(Dataset entries)
----------

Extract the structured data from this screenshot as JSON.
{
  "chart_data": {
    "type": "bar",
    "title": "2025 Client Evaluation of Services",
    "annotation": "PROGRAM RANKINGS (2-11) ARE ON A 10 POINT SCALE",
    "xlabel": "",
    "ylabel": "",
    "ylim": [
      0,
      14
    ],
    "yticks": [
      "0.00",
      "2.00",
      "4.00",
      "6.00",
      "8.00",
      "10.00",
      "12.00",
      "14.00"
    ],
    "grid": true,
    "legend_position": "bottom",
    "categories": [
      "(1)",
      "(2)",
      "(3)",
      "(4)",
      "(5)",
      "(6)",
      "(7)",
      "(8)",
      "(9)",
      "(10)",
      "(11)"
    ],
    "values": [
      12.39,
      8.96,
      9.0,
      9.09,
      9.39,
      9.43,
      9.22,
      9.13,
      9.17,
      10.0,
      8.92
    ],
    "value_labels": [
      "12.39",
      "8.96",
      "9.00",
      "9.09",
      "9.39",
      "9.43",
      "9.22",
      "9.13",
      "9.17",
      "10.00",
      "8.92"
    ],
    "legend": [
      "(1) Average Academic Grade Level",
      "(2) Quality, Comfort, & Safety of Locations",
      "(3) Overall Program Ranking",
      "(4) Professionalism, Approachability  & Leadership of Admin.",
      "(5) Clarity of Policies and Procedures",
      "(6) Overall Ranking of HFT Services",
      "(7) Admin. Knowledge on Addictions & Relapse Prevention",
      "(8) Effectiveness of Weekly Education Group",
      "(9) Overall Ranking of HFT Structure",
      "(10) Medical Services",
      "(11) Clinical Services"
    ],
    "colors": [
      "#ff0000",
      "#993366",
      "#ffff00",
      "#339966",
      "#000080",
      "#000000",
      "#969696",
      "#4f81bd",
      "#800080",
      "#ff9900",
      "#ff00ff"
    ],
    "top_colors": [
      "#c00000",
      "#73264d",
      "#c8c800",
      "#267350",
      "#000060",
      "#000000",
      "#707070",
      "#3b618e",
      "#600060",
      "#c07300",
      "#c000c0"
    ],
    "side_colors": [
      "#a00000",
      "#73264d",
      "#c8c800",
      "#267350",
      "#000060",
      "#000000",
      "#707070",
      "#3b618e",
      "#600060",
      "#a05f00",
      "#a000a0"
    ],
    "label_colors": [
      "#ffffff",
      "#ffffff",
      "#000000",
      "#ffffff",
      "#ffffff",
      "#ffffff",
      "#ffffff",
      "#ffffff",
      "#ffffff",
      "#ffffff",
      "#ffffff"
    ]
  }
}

----------

## Directive
Set down every record above exactly as given.

## Output for this task
Extract the structured data from this screenshot as JSON.
{
  "chart_data": {
    "type": "bar",
    "title": "2025 Client Evaluation of Services",
    "annotation": "PROGRAM RANKINGS (2-11) ARE ON A 10 POINT SCALE",
    "xlabel": "",
    "ylabel": "",
    "ylim": [
      0,
      14
    ],
    "yticks": [
      "0.00",
      "2.00",
      "4.00",
      "6.00",
      "8.00",
      "10.00",
      "12.00",
      "14.00"
    ],
    "grid": true,
    "legend_position": "bottom",
    "categories": [
      "(1)",
      "(2)",
      "(3)",
      "(4)",
      "(5)",
      "(6)",
      "(7)",
      "(8)",
      "(9)",
      "(10)",
      "(11)"
    ],
    "values": [
      12.39,
      8.96,
      9.0,
      9.09,
      9.39,
      9.43,
      9.22,
      9.13,
      9.17,
      10.0,
      8.92
    ],
    "value_labels": [
      "12.39",
      "8.96",
      "9.00",
      "9.09",
      "9.39",
      "9.43",
      "9.22",
      "9.13",
      "9.17",
      "10.00",
      "8.92"
    ],
    "legend": [
      "(1) Average Academic Grade Level",
      "(2) Quality, Comfort, & Safety of Locations",
      "(3) Overall Program Ranking",
      "(4) Professionalism, Approachability  & Leadership of Admin.",
      "(5) Clarity of Policies and Procedures",
      "(6) Overall Ranking of HFT Services",
      "(7) Admin. Knowledge on Addictions & Relapse Prevention",
      "(8) Effectiveness of Weekly Education Group",
      "(9) Overall Ranking of HFT Structure",
      "(10) Medical Services",
      "(11) Clinical Services"
    ],
    "colors": [
      "#ff0000",
      "#993366",
      "#ffff00",
      "#339966",
      "#000080",
      "#000000",
      "#969696",
      "#4f81bd",
      "#800080",
      "#ff9900",
      "#ff00ff"
    ],
    "top_colors": [
      "#c00000",
      "#73264d",
      "#c8c800",
      "#267350",
      "#000060",
      "#000000",
      "#707070",
      "#3b618e",
      "#600060",
      "#c07300",
      "#c000c0"
    ],
    "side_colors": [
      "#a00000",
      "#73264d",
      "#c8c800",
      "#267350",
      "#000060",
      "#000000",
      "#707070",
      "#3b618e",
      "#600060",
      "#a05f00",
      "#a000a0"
    ],
    "label_colors": [
      "#ffffff",
      "#ffffff",
      "#000000",
      "#ffffff",
      "#ffffff",
      "#ffffff",
      "#ffffff",
      "#ffffff",
      "#ffffff",
      "#ffffff",
      "#ffffff"
    ]
  }
}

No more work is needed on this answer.